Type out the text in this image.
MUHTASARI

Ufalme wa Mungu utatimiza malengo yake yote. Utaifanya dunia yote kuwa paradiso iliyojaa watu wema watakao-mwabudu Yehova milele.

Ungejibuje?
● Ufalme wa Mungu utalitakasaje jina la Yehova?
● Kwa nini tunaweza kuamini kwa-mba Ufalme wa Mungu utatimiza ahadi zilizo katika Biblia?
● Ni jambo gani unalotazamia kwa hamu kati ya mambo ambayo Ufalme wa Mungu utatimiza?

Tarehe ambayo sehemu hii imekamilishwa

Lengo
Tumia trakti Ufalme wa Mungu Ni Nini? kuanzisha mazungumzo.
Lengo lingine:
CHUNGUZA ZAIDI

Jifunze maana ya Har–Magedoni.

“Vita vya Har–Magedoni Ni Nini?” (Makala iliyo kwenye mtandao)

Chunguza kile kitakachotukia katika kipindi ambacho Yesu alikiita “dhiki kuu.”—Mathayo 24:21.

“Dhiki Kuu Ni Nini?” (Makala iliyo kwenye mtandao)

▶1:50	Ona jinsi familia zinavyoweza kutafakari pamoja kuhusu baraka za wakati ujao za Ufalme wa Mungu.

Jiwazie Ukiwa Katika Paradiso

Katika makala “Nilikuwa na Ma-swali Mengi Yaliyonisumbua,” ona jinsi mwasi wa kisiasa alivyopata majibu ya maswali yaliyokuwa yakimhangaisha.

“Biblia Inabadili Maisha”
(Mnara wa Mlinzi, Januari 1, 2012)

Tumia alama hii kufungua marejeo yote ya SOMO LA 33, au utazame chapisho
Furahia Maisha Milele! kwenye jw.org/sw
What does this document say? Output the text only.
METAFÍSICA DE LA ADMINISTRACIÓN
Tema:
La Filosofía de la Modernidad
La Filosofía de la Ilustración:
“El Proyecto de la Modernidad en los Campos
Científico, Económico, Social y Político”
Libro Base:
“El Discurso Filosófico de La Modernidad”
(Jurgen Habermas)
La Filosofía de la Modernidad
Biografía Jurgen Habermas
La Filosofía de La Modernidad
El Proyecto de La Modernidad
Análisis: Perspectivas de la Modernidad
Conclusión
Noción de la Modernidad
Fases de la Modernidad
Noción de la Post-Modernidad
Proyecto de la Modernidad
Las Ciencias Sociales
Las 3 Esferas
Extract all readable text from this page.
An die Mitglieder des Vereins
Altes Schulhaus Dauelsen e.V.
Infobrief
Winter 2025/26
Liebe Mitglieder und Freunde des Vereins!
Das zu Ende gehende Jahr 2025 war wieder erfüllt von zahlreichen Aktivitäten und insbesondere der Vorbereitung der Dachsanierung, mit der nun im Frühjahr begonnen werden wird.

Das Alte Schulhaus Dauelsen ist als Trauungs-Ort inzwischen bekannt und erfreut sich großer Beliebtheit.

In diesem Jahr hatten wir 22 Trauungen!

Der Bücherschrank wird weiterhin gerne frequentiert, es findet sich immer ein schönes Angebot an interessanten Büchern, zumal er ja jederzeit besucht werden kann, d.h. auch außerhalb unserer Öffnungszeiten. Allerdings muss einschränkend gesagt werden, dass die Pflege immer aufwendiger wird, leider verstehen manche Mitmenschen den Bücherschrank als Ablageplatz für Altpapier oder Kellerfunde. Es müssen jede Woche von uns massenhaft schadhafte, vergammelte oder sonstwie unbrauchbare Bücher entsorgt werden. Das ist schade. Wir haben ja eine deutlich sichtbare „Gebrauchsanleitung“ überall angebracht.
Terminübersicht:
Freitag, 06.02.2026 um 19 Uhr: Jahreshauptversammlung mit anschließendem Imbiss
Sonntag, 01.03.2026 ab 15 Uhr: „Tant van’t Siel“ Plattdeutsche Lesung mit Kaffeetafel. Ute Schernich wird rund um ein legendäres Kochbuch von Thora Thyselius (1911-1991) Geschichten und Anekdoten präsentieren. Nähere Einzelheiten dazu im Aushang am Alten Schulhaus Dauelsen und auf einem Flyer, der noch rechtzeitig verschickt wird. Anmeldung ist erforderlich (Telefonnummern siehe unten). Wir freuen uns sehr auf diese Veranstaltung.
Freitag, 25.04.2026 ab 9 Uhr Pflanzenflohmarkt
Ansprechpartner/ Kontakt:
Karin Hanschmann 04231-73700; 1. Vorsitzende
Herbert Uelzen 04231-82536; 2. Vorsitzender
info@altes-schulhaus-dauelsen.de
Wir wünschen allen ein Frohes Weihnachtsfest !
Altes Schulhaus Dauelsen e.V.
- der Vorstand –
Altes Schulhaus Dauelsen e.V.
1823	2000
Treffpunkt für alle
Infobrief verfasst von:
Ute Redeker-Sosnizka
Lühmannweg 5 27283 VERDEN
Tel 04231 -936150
++++++++++++++++++++
Retype the listing exactly, in full.

Type out the text in this image.
MUHTASARI

Ufalme wa Mungu utatimiza malengo yake yote. Utaifanya dunia yote kuwa paradiso iliyojaa watu wema watakao-mwabudu Yehova milele.

Ungejibuje?
● Ufalme wa Mungu utalitakasaje jina la Yehova?
● Kwa nini tunaweza kuamini kwa-mba Ufalme wa Mungu utatimiza ahadi zilizo katika Biblia?
● Ni jambo gani unalotazamia kwa hamu kati ya mambo ambayo Ufalme wa Mungu utatimiza?

Tarehe ambayo sehemu hii imekamilishwa

Lengo
Tumia trakti Ufalme wa Mungu Ni Nini? kuanzisha mazungumzo.
Lengo lingine:
CHUNGUZA ZAIDI

Jifunze maana ya Har–Magedoni.

“Vita vya Har–Magedoni Ni Nini?” (Makala iliyo kwenye mtandao)

Chunguza kile kitakachotukia katika kipindi ambacho Yesu alikiita “dhiki kuu.”—Mathayo 24:21.

“Dhiki Kuu Ni Nini?” (Makala iliyo kwenye mtandao)

▶1:50	Ona jinsi familia zinavyoweza kutafakari pamoja kuhusu baraka za wakati ujao za Ufalme wa Mungu.

Jiwazie Ukiwa Katika Paradiso

Katika makala “Nilikuwa na Ma-swali Mengi Yaliyonisumbua,” ona jinsi mwasi wa kisiasa alivyopata majibu ya maswali yaliyokuwa yakimhangaisha.

“Biblia Inabadili Maisha”
(Mnara wa Mlinzi, Januari 1, 2012)

Tumia alama hii kufungua marejeo yote ya SOMO LA 33, au utazame chapisho
Furahia Maisha Milele! kwenye jw.org/sw
What does this document say? Output the text only.
METAFÍSICA DE LA ADMINISTRACIÓN
Tema:
La Filosofía de la Modernidad
La Filosofía de la Ilustración:
“El Proyecto de la Modernidad en los Campos
Científico, Económico, Social y Político”
Libro Base:
“El Discurso Filosófico de La Modernidad”
(Jurgen Habermas)
La Filosofía de la Modernidad
Biografía Jurgen Habermas
La Filosofía de La Modernidad
El Proyecto de La Modernidad
Análisis: Perspectivas de la Modernidad
Conclusión
Noción de la Modernidad
Fases de la Modernidad
Noción de la Post-Modernidad
Proyecto de la Modernidad
Las Ciencias Sociales
Las 3 Esferas
Extract all readable text from this page.
An die Mitglieder des Vereins
Altes Schulhaus Dauelsen e.V.
Infobrief
Winter 2025/26
Liebe Mitglieder und Freunde des Vereins!
Das zu Ende gehende Jahr 2025 war wieder erfüllt von zahlreichen Aktivitäten und insbesondere der Vorbereitung der Dachsanierung, mit der nun im Frühjahr begonnen werden wird.

Das Alte Schulhaus Dauelsen ist als Trauungs-Ort inzwischen bekannt und erfreut sich großer Beliebtheit.

In diesem Jahr hatten wir 22 Trauungen!

Der Bücherschrank wird weiterhin gerne frequentiert, es findet sich immer ein schönes Angebot an interessanten Büchern, zumal er ja jederzeit besucht werden kann, d.h. auch außerhalb unserer Öffnungszeiten. Allerdings muss einschränkend gesagt werden, dass die Pflege immer aufwendiger wird, leider verstehen manche Mitmenschen den Bücherschrank als Ablageplatz für Altpapier oder Kellerfunde. Es müssen jede Woche von uns massenhaft schadhafte, vergammelte oder sonstwie unbrauchbare Bücher entsorgt werden. Das ist schade. Wir haben ja eine deutlich sichtbare „Gebrauchsanleitung“ überall angebracht.
Terminübersicht:
Freitag, 06.02.2026 um 19 Uhr: Jahreshauptversammlung mit anschließendem Imbiss
Sonntag, 01.03.2026 ab 15 Uhr: „Tant van’t Siel“ Plattdeutsche Lesung mit Kaffeetafel. Ute Schernich wird rund um ein legendäres Kochbuch von Thora Thyselius (1911-1991) Geschichten und Anekdoten präsentieren. Nähere Einzelheiten dazu im Aushang am Alten Schulhaus Dauelsen und auf einem Flyer, der noch rechtzeitig verschickt wird. Anmeldung ist erforderlich (Telefonnummern siehe unten). Wir freuen uns sehr auf diese Veranstaltung.
Freitag, 25.04.2026 ab 9 Uhr Pflanzenflohmarkt
Ansprechpartner/ Kontakt:
Karin Hanschmann 04231-73700; 1. Vorsitzende
Herbert Uelzen 04231-82536; 2. Vorsitzender
info@altes-schulhaus-dauelsen.de
Wir wünschen allen ein Frohes Weihnachtsfest !
Altes Schulhaus Dauelsen e.V.
- der Vorstand –
Altes Schulhaus Dauelsen e.V.
1823	2000
Treffpunkt für alle
Infobrief verfasst von:
Ute Redeker-Sosnizka
Lühmannweg 5 27283 VERDEN
Tel 04231 -936150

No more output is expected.